*** ENTRIES SHOWN

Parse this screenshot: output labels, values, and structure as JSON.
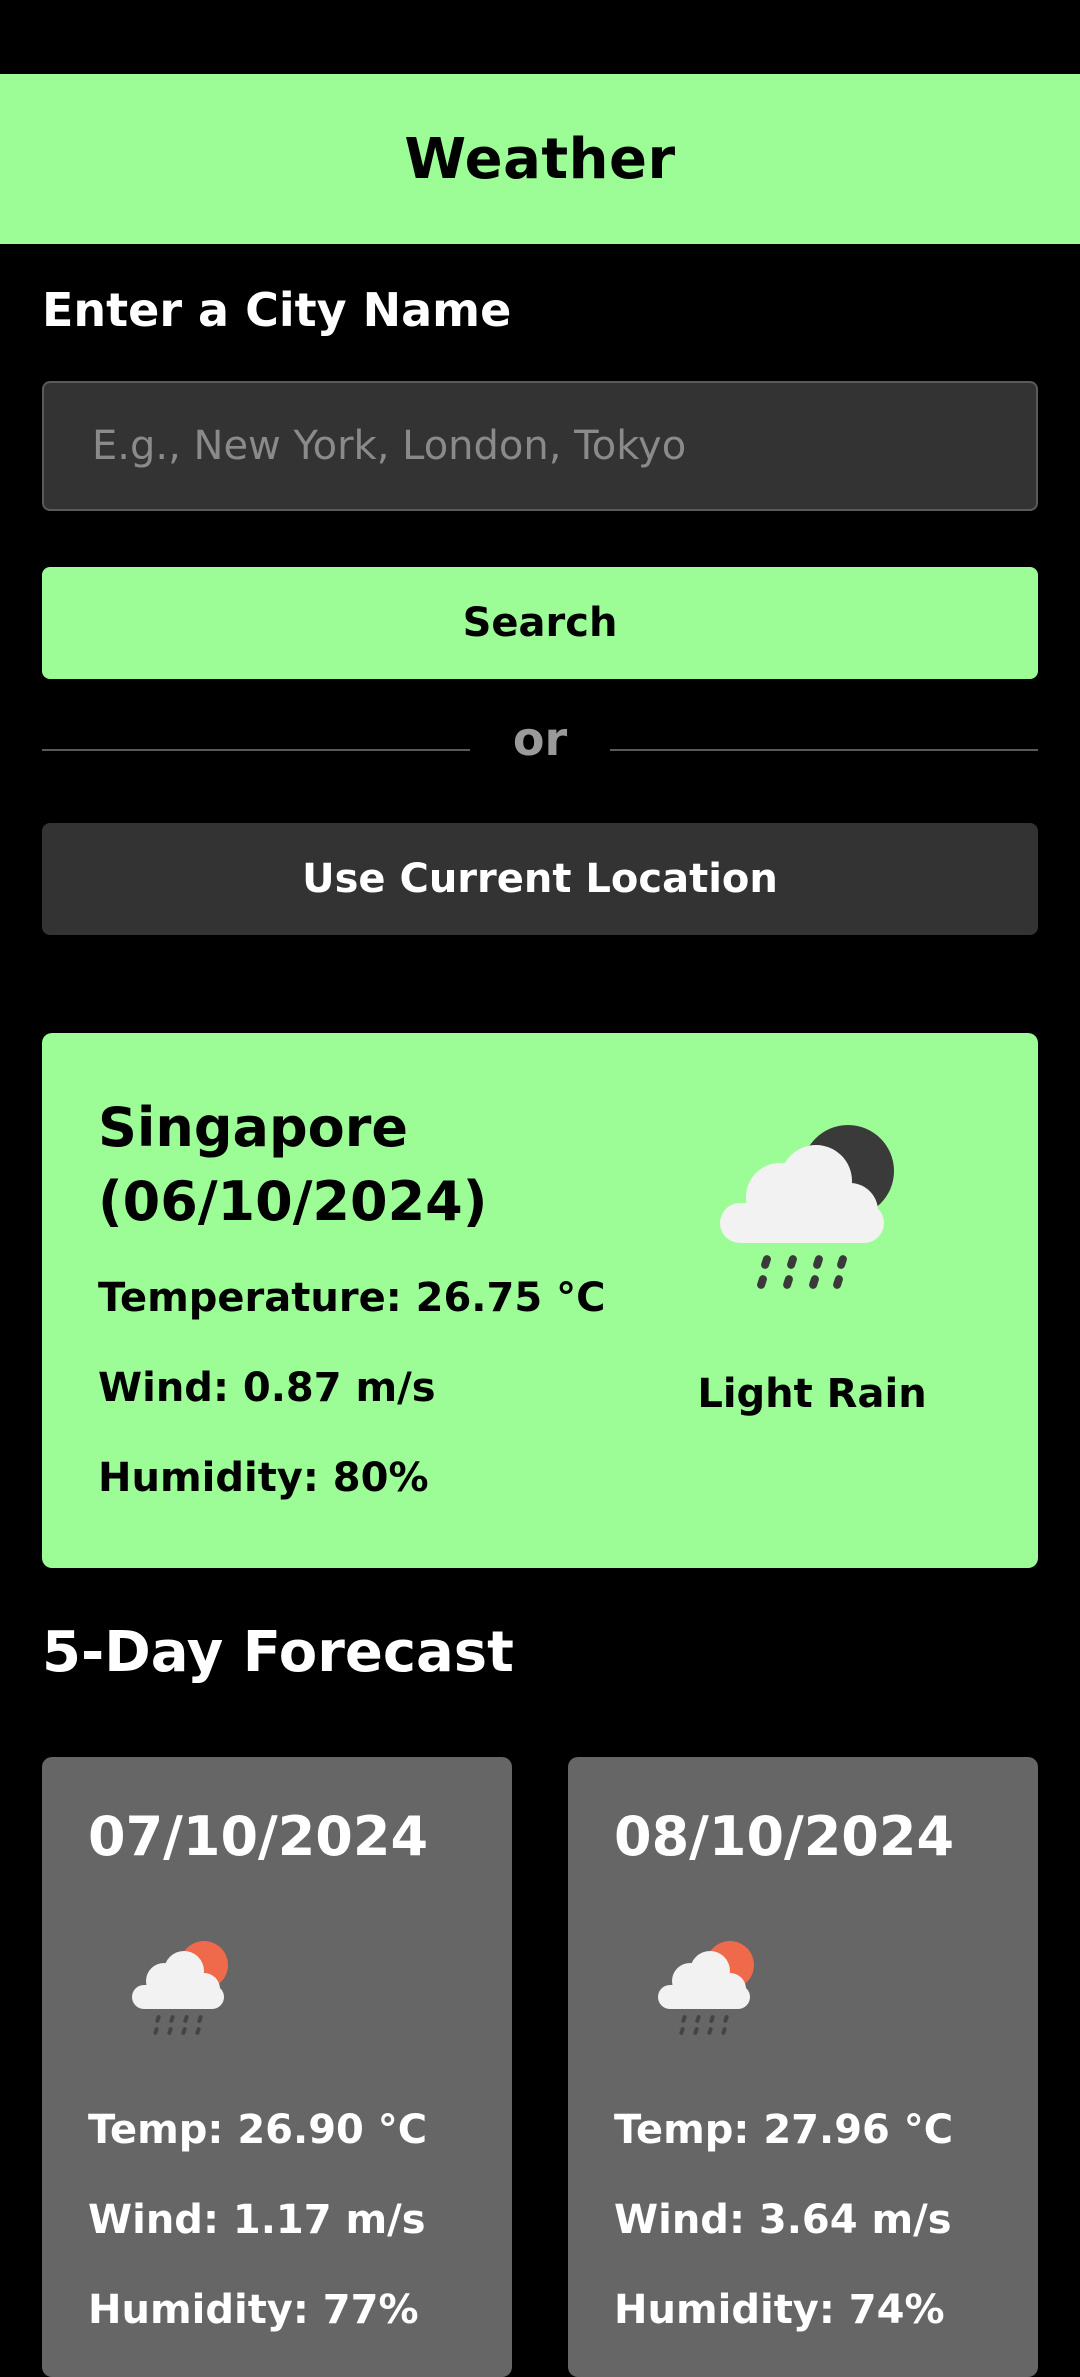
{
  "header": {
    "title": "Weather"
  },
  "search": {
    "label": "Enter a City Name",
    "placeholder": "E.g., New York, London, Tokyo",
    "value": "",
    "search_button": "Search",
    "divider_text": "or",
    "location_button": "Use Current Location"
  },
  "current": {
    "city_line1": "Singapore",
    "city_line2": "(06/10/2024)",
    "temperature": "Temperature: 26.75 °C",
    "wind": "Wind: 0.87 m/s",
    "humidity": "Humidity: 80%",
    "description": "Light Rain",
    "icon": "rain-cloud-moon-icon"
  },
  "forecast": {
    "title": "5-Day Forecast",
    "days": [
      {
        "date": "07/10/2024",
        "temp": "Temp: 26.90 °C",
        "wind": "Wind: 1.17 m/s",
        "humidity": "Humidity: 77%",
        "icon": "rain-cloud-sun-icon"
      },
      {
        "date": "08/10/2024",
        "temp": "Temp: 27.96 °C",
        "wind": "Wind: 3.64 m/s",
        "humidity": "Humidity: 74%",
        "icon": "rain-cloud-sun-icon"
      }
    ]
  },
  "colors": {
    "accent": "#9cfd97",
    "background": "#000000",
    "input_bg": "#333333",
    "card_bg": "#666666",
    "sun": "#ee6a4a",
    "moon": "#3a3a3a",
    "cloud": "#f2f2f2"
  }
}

******

**WORK TO BE COMPLETED**
All of the entries above should be duplicated exactly, except for the pictures.

**WRITTEN SOLUTION**
Parse this screenshot: output labels, values, and structure as JSON.
{
  "header": {
    "title": "Weather"
  },
  "search": {
    "label": "Enter a City Name",
    "placeholder": "E.g., New York, London, Tokyo",
    "value": "",
    "search_button": "Search",
    "divider_text": "or",
    "location_button": "Use Current Location"
  },
  "current": {
    "city_line1": "Singapore",
    "city_line2": "(06/10/2024)",
    "temperature": "Temperature: 26.75 °C",
    "wind": "Wind: 0.87 m/s",
    "humidity": "Humidity: 80%",
    "description": "Light Rain",
    "icon": "rain-cloud-moon-icon"
  },
  "forecast": {
    "title": "5-Day Forecast",
    "days": [
      {
        "date": "07/10/2024",
        "temp": "Temp: 26.90 °C",
        "wind": "Wind: 1.17 m/s",
        "humidity": "Humidity: 77%",
        "icon": "rain-cloud-sun-icon"
      },
      {
        "date": "08/10/2024",
        "temp": "Temp: 27.96 °C",
        "wind": "Wind: 3.64 m/s",
        "humidity": "Humidity: 74%",
        "icon": "rain-cloud-sun-icon"
      }
    ]
  },
  "colors": {
    "accent": "#9cfd97",
    "background": "#000000",
    "input_bg": "#333333",
    "card_bg": "#666666",
    "sun": "#ee6a4a",
    "moon": "#3a3a3a",
    "cloud": "#f2f2f2"
  }
}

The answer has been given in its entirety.